(Data entries)
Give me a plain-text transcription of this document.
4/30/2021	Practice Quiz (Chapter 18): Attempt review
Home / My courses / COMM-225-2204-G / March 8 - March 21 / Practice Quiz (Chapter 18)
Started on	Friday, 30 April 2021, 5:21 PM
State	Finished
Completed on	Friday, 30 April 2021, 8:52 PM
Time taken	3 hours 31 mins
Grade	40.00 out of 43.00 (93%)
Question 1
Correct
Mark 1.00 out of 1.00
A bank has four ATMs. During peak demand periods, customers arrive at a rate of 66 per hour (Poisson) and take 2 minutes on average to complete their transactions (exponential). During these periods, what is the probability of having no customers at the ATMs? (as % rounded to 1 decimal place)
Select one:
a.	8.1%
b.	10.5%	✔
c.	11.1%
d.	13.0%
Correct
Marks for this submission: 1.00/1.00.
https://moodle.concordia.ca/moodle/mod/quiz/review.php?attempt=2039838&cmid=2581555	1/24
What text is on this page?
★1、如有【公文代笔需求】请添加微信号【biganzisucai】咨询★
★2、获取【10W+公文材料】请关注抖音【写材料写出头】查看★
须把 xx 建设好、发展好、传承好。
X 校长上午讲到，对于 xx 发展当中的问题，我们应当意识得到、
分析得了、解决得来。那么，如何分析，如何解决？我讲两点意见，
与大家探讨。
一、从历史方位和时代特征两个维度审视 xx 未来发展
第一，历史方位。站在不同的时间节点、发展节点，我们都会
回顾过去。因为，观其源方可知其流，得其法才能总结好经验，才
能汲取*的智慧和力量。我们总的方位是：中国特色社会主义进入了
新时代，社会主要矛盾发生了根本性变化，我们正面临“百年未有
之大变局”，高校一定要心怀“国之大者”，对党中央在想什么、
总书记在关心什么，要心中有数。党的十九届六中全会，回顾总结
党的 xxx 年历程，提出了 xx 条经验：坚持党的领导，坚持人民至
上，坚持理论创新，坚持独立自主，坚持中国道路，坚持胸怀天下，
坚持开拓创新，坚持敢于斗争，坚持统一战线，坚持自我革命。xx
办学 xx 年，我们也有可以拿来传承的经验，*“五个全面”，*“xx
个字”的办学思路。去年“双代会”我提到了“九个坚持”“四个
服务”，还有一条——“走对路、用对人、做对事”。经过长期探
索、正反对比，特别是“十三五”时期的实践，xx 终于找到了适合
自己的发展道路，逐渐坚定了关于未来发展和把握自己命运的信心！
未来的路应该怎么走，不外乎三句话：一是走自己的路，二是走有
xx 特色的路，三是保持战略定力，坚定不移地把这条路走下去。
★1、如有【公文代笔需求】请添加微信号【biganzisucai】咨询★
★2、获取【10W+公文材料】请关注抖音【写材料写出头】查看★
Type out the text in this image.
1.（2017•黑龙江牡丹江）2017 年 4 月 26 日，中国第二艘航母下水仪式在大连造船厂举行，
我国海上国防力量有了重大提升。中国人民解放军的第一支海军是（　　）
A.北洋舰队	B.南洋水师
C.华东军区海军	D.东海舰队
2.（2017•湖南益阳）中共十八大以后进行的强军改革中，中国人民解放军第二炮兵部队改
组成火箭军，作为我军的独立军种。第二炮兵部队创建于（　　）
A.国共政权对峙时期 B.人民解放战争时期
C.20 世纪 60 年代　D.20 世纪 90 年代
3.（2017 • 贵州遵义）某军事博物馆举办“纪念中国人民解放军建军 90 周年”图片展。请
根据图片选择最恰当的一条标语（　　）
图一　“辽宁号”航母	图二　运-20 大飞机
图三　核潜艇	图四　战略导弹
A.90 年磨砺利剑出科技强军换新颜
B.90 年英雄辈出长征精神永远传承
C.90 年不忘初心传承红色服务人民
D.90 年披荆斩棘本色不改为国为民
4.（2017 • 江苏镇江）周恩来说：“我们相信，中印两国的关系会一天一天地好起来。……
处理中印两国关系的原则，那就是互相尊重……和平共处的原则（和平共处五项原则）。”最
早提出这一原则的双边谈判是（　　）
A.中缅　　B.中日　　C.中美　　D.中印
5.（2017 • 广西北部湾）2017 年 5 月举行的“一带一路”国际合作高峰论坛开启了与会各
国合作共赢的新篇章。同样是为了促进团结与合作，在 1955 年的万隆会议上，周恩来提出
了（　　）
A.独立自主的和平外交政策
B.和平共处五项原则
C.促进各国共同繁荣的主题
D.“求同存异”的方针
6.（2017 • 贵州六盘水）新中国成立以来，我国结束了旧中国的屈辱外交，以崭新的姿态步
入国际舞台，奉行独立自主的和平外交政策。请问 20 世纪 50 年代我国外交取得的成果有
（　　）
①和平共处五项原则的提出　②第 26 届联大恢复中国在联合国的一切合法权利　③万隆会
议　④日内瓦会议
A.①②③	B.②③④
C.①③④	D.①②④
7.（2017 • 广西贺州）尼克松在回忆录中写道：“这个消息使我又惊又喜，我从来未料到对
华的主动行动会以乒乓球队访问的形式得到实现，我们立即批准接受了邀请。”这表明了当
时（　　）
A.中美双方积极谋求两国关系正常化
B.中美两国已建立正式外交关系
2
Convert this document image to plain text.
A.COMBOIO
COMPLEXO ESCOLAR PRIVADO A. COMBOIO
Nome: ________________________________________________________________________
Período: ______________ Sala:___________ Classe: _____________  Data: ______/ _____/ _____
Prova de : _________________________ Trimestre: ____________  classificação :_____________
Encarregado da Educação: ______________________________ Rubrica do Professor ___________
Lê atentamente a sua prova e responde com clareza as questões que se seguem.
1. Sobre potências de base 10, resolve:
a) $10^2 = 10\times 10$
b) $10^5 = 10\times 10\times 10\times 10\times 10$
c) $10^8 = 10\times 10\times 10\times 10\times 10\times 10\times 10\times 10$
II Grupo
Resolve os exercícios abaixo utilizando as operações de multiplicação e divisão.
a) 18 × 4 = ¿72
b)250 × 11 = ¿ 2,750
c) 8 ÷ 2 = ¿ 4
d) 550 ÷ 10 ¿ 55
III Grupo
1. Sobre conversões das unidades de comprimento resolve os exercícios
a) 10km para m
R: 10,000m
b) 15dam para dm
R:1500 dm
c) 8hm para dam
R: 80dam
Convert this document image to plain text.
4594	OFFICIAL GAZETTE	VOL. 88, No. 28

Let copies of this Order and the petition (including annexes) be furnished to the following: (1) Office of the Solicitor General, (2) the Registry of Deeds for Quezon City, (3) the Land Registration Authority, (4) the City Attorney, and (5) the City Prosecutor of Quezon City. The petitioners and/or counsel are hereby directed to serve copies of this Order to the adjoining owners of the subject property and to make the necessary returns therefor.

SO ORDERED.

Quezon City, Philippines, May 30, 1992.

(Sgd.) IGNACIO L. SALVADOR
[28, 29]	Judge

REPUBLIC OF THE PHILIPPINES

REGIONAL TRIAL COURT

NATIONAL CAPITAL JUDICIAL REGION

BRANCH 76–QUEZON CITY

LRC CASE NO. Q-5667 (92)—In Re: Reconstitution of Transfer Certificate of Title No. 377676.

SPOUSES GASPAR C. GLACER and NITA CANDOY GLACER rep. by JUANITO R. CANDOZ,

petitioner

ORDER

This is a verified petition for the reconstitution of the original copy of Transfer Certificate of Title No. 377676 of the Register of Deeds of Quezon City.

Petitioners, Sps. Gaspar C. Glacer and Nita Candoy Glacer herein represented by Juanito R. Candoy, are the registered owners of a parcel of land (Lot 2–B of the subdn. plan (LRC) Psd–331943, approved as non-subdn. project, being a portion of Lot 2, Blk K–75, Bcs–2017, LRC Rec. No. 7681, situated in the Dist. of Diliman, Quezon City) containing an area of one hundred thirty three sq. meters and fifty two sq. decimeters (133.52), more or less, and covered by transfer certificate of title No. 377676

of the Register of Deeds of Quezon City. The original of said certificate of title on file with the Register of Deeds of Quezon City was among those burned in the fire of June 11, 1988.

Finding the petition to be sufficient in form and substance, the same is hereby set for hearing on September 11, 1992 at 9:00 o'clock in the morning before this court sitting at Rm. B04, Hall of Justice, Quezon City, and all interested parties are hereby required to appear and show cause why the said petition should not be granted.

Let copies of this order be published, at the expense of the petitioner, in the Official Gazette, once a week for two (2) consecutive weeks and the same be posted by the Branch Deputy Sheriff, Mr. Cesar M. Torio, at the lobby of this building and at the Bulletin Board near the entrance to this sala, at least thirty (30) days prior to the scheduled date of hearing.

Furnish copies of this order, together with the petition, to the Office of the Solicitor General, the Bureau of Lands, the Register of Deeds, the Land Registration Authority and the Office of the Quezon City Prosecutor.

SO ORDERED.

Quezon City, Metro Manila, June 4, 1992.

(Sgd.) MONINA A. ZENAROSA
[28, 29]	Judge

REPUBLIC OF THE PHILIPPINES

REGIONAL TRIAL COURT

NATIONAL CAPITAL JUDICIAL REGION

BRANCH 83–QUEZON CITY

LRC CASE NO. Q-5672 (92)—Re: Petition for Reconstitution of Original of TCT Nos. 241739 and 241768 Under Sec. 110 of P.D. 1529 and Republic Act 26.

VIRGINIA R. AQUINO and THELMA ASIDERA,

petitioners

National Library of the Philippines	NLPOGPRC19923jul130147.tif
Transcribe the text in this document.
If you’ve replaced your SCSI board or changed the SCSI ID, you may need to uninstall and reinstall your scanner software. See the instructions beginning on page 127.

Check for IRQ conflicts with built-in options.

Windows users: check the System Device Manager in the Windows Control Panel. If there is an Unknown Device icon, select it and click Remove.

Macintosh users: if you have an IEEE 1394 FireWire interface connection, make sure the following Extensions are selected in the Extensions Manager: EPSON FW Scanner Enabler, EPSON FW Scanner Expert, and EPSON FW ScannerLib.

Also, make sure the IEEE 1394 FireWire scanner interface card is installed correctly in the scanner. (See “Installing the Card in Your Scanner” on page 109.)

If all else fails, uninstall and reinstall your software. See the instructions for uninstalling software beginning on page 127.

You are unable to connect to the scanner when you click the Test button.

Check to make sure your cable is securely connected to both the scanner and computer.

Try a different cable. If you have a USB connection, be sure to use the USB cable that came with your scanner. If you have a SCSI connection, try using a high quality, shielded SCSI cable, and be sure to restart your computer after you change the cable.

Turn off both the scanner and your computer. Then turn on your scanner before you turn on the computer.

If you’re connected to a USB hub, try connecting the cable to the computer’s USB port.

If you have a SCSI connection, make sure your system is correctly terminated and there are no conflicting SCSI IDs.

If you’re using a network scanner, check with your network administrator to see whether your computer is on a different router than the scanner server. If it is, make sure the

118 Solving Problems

**Exercise instructions**
Tally every line of the data that holds the word "thirty" and write the count alone.

**Answer to this exercise**
2